#### PROBLEM TO SOLVE
Pick every line with "обмена" from the material below.

#### SUPPLIED RECORDS

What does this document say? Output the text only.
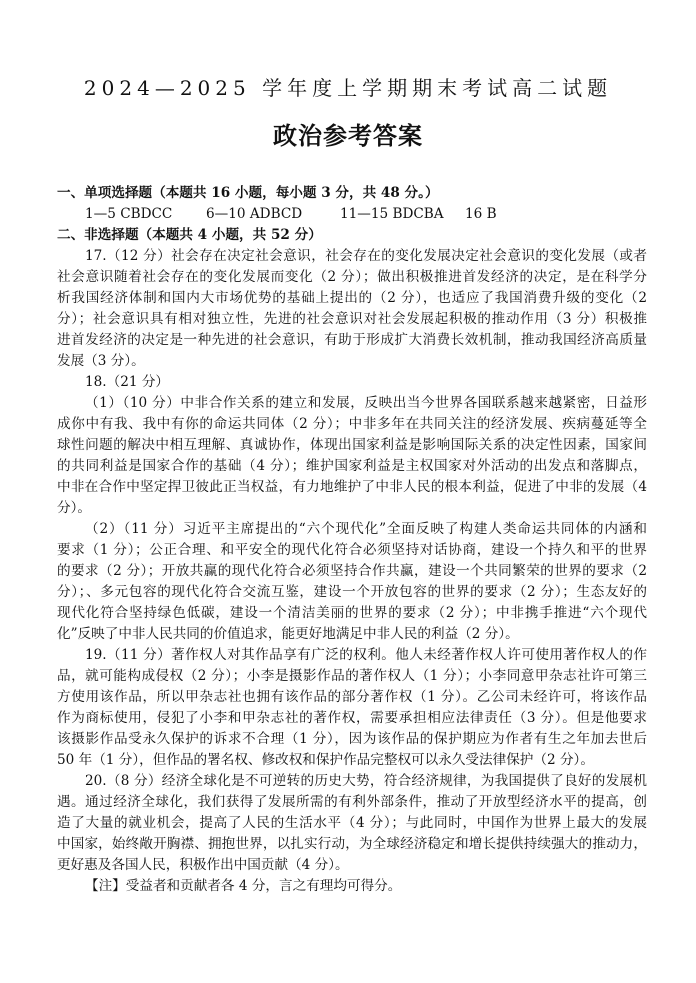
2024—2025 学年度上学期期末考试高二试题
政治参考答案
一、单项选择题（本题共 16 小题，每小题 3 分，共 48 分。）
1—5 CBDCC	6—10 ADBCD	11—15 BDCBA	16 B
二、非选择题（本题共 4 小题，共 52 分）
17.（12 分）社会存在决定社会意识，社会存在的变化发展决定社会意识的变化发展（或者
社会意识随着社会存在的变化发展而变化（2 分）；做出积极推进首发经济的决定，是在科学分
析我国经济体制和国内大市场优势的基础上提出的（2 分），也适应了我国消费升级的变化（2
分）；社会意识具有相对独立性，先进的社会意识对社会发展起积极的推动作用（3 分）积极推
进首发经济的决定是一种先进的社会意识，有助于形成扩大消费长效机制，推动我国经济高质量
发展（3 分）。
18.（21 分）
（1）（10 分）中非合作关系的建立和发展，反映出当今世界各国联系越来越紧密，日益形
成你中有我、我中有你的命运共同体（2 分）；中非多年在共同关注的经济发展、疾病蔓延等全
球性问题的解决中相互理解、真诚协作，体现出国家利益是影响国际关系的决定性因素，国家间
的共同利益是国家合作的基础（4 分）；维护国家利益是主权国家对外活动的出发点和落脚点，
中非在合作中坚定捍卫彼此正当权益，有力地维护了中非人民的根本利益，促进了中非的发展（4
分）。
（2）（11 分）习近平主席提出的“六个现代化”全面反映了构建人类命运共同体的内涵和
要求（1 分）；公正合理、和平安全的现代化符合必须坚持对话协商，建设一个持久和平的世界
的要求（2 分）；开放共赢的现代化符合必须坚持合作共赢，建设一个共同繁荣的世界的要求（2
分）；、多元包容的现代化符合交流互鉴，建设一个开放包容的世界的要求（2 分）；生态友好的
现代化符合坚持绿色低碳，建设一个清洁美丽的世界的要求（2 分）；中非携手推进“六个现代
化”反映了中非人民共同的价值追求，能更好地满足中非人民的利益（2 分）。
19.（11 分）著作权人对其作品享有广泛的权利。他人未经著作权人许可使用著作权人的作
品，就可能构成侵权（2 分）；小李是摄影作品的著作权人（1 分）；小李同意甲杂志社许可第三
方使用该作品，所以甲杂志社也拥有该作品的部分著作权（1 分）。乙公司未经许可，将该作品
作为商标使用，侵犯了小李和甲杂志社的著作权，需要承担相应法律责任（3 分）。但是他要求
该摄影作品受永久保护的诉求不合理（1 分），因为该作品的保护期应为作者有生之年加去世后
50 年（1 分），但作品的署名权、修改权和保护作品完整权可以永久受法律保护（2 分）。
20.（8 分）经济全球化是不可逆转的历史大势，符合经济规律，为我国提供了良好的发展机
遇。通过经济全球化，我们获得了发展所需的有利外部条件，推动了开放型经济水平的提高，创
造了大量的就业机会，提高了人民的生活水平（4 分）；与此同时，中国作为世界上最大的发展
中国家，始终敞开胸襟、拥抱世界，以扎实行动，为全球经济稳定和增长提供持续强大的推动力，
更好惠及各国人民，积极作出中国贡献（4 分）。
【注】受益者和贡献者各 4 分，言之有理均可得分。
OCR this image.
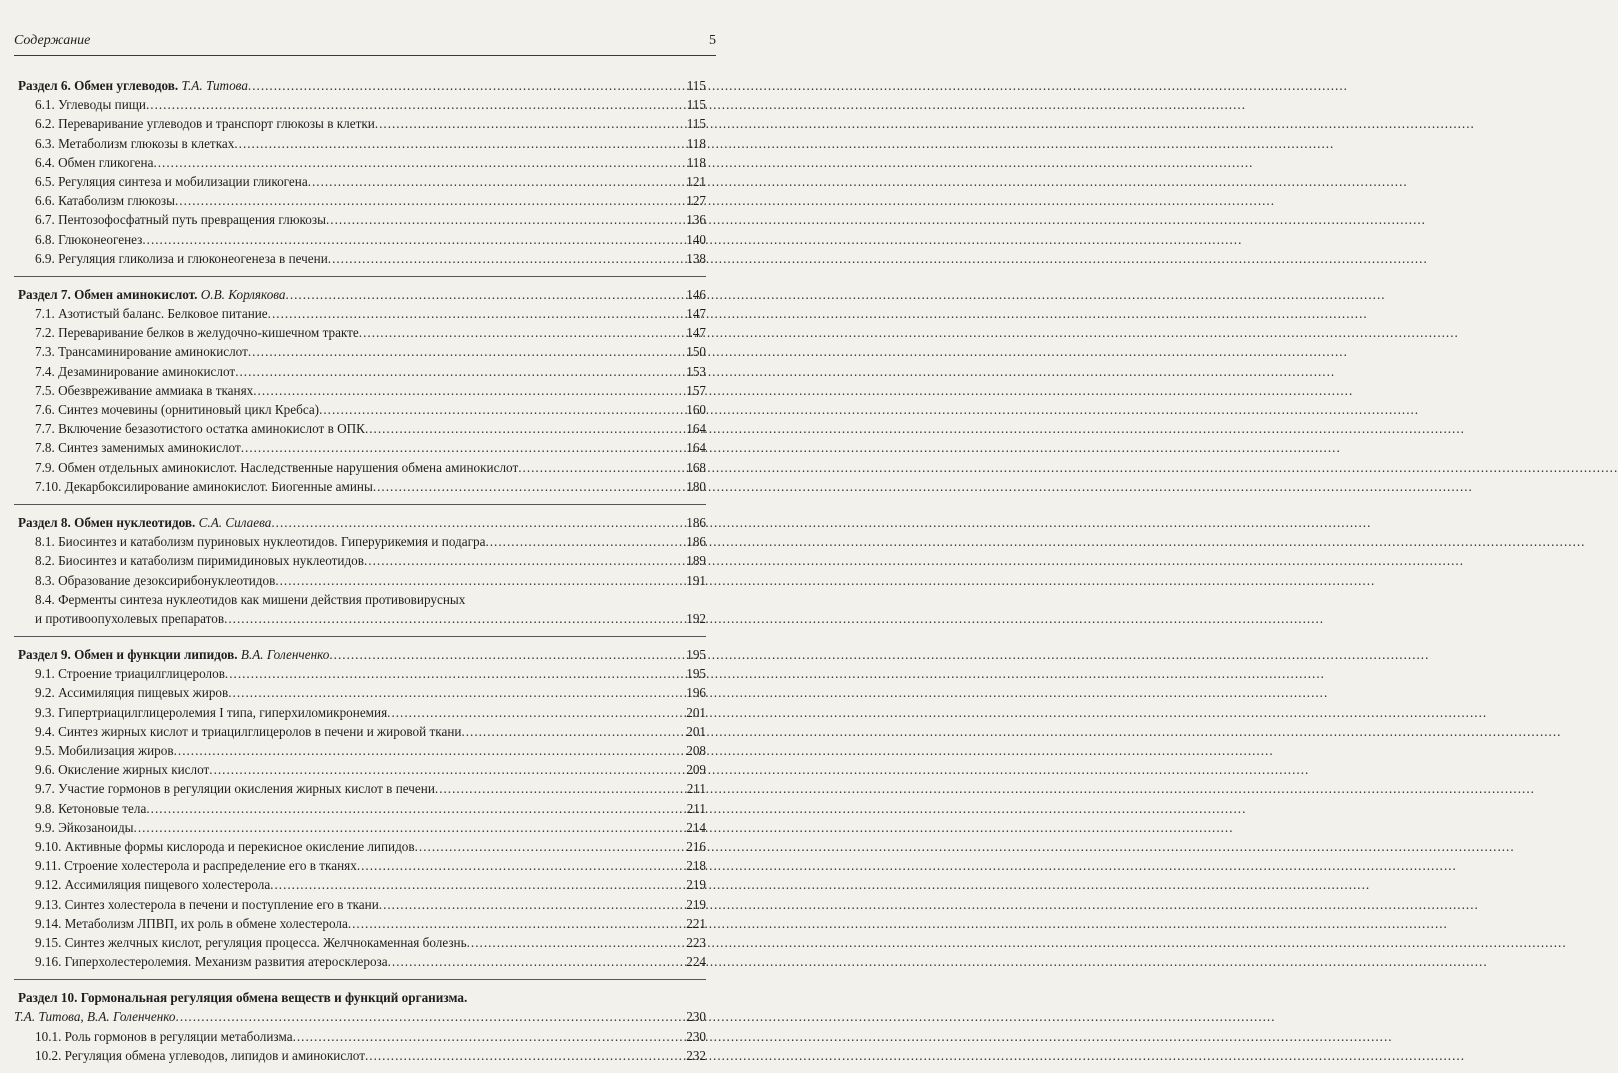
Содержание	5
Раздел 6. Обмен углеводов. Т.А. Титова .....	115
6.1. Углеводы пищи .....	115
6.2. Переваривание углеводов и транспорт глюкозы в клетки .....	115
6.3. Метаболизм глюкозы в клетках .....	118
6.4. Обмен гликогена .....	118
6.5. Регуляция синтеза и мобилизации гликогена .....	121
6.6. Катаболизм глюкозы .....	127
6.7. Пентозофосфатный путь превращения глюкозы .....	136
6.8. Глюконеогенез .....	140
6.9. Регуляция гликолиза и глюконеогенеза в печени .....	138
Раздел 7. Обмен аминокислот. О.В. Корлякова .....	146
7.1. Азотистый баланс. Белковое питание .....	147
7.2. Переваривание белков в желудочно-кишечном тракте .....	147
7.3. Трансаминирование аминокислот .....	150
7.4. Дезаминирование аминокислот .....	153
7.5. Обезвреживание аммиака в тканях .....	157
7.6. Синтез мочевины (орнитиновый цикл Кребса) .....	160
7.7. Включение безазотистого остатка аминокислот в ОПК .....	164
7.8. Синтез заменимых аминокислот .....	164
7.9. Обмен отдельных аминокислот. Наследственные нарушения обмена аминокислот .....	168
7.10. Декарбоксилирование аминокислот. Биогенные амины .....	180
Раздел 8. Обмен нуклеотидов. С.А. Силаева .....	186
8.1. Биосинтез и катаболизм пуриновых нуклеотидов. Гиперурикемия и подагра .....	186
8.2. Биосинтез и катаболизм пиримидиновых нуклеотидов .....	189
8.3. Образование дезоксирибонуклеотидов .....	191
8.4. Ферменты синтеза нуклеотидов как мишени действия противовирусных
и противоопухолевых препаратов .....	192
Раздел 9. Обмен и функции липидов. В.А. Голенченко .....	195
9.1. Строение триацилглицеролов .....	195
9.2. Ассимиляция пищевых жиров .....	196
9.3. Гипертриацилглицеролемия I типа, гиперхиломикронемия .....	201
9.4. Синтез жирных кислот и триацилглицеролов в печени и жировой ткани .....	201
9.5. Мобилизация жиров .....	208
9.6. Окисление жирных кислот .....	209
9.7. Участие гормонов в регуляции окисления жирных кислот в печени .....	211
9.8. Кетоновые тела .....	211
9.9. Эйкозаноиды .....	214
9.10. Активные формы кислорода и перекисное окисление липидов .....	216
9.11. Строение холестерола и распределение его в тканях .....	218
9.12. Ассимиляция пищевого холестерола .....	219
9.13. Синтез холестерола в печени и поступление его в ткани .....	219
9.14. Метаболизм ЛПВП, их роль в обмене холестерола .....	221
9.15. Синтез желчных кислот, регуляция процесса. Желчнокаменная болезнь .....	223
9.16. Гиперхолестеролемия. Механизм развития атеросклероза .....	224
Раздел 10. Гормональная регуляция обмена веществ и функций организма.
Т.А. Титова, В.А. Голенченко .....	230
10.1. Роль гормонов в регуляции метаболизма .....	230
10.2. Регуляция обмена углеводов, липидов и аминокислот .....	232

#### EXERCISE RESULT
7.9. Обмен отдельных аминокислот. Наследственные нарушения обмена аминокислот .....	168
Раздел 10. Гормональная регуляция обмена веществ и функций организма.
10.2. Регуляция обмена углеводов, липидов и аминокислот .....	232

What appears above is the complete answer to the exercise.